* start RECORD LIST *

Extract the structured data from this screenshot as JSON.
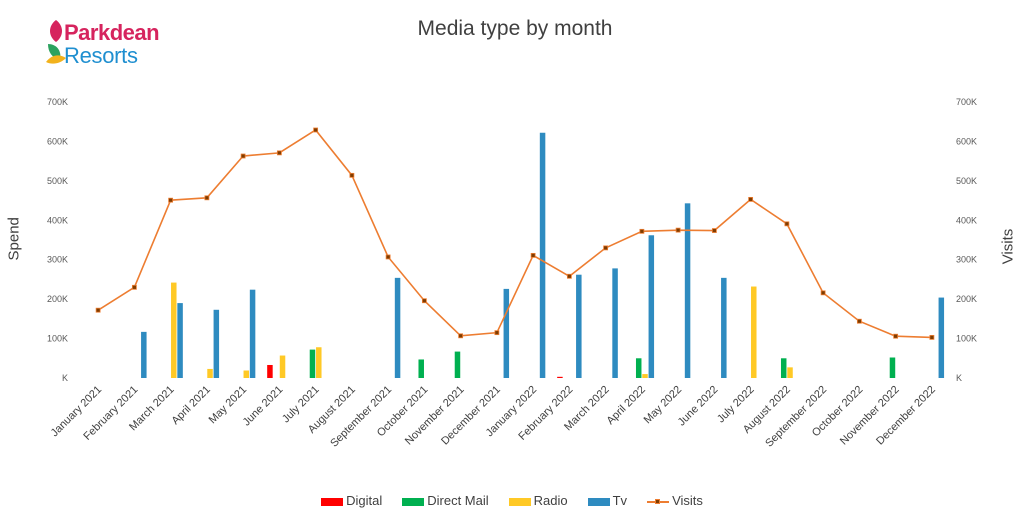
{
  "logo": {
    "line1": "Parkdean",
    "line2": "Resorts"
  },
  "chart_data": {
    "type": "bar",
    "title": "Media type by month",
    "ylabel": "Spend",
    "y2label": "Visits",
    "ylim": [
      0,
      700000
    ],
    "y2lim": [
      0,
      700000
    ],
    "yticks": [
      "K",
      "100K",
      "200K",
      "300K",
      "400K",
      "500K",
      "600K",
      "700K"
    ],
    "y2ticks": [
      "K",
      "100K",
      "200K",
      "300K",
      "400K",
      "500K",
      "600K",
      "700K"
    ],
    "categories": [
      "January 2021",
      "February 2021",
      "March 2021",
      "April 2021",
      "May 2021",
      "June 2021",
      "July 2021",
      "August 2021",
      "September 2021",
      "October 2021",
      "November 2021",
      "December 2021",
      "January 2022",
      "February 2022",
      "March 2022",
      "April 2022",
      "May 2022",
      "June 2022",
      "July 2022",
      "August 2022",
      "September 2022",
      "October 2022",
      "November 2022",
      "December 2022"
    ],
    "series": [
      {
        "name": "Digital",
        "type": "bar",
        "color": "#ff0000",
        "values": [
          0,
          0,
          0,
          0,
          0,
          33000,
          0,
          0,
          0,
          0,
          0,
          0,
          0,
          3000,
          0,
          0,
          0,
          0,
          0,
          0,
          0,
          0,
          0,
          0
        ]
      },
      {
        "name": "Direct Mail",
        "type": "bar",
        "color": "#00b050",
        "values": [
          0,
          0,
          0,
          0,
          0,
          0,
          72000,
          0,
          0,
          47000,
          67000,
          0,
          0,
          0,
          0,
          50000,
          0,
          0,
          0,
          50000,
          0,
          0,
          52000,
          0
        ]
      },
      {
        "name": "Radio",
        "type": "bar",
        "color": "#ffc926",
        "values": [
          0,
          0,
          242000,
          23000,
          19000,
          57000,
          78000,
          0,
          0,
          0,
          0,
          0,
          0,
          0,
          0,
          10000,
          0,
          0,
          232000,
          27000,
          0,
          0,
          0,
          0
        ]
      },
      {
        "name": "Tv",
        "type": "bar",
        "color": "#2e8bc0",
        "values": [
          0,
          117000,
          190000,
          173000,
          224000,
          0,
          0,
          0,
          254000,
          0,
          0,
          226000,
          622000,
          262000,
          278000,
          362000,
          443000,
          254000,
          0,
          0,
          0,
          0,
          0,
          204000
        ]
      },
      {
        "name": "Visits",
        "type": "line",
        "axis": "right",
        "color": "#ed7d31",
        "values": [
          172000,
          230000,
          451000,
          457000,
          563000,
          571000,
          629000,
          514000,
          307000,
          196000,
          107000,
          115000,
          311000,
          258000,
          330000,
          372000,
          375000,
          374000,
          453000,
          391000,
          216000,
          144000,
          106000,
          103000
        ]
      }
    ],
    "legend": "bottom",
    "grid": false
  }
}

* end RECORD LIST *
* start RECORD LIST *

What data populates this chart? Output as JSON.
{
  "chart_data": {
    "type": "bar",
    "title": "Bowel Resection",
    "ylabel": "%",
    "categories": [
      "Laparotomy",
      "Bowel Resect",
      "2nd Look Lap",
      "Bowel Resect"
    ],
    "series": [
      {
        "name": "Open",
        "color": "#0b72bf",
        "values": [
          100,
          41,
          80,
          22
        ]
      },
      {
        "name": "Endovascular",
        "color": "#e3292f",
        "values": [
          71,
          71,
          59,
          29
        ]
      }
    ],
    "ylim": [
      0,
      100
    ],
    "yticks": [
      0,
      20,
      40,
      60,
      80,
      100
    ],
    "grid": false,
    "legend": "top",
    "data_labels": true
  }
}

* end RECORD LIST *
* start RECORD LIST *

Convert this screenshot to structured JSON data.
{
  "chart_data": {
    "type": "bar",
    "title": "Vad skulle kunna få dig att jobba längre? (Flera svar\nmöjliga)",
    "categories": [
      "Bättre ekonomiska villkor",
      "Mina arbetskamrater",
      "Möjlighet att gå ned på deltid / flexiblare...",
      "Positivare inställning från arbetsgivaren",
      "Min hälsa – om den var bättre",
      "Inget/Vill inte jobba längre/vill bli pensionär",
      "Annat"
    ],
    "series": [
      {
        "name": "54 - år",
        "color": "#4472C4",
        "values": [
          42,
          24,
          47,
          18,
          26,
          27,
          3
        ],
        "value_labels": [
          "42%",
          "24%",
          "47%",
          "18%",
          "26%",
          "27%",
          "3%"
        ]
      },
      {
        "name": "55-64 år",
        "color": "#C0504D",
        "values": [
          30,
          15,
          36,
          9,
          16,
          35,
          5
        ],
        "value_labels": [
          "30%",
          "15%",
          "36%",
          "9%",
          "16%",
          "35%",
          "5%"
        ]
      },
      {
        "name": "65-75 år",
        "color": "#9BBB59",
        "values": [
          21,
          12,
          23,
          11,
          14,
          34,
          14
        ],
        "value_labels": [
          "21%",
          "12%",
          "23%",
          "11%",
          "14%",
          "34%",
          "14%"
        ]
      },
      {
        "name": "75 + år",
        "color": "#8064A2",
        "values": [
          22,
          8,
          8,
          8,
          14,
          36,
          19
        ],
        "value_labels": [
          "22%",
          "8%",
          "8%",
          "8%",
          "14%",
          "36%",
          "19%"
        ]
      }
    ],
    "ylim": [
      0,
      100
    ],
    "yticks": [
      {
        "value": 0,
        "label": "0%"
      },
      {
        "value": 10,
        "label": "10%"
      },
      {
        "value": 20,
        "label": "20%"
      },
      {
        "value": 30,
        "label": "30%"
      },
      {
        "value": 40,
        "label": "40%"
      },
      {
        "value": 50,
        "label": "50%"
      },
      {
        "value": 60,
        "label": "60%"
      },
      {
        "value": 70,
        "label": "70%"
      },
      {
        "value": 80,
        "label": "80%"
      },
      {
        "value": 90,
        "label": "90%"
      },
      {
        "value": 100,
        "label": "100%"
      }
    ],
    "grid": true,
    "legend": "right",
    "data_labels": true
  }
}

* end RECORD LIST *

— WHAT YOU HAVE TO DO —
From the data above, copy out every line with the string "jobba" in it.

— WRITTEN RESPONSE —
    "title": "Vad skulle kunna få dig att jobba längre? (Flera svar\nmöjliga)",
      "Inget/Vill inte jobba längre/vill bli pensionär",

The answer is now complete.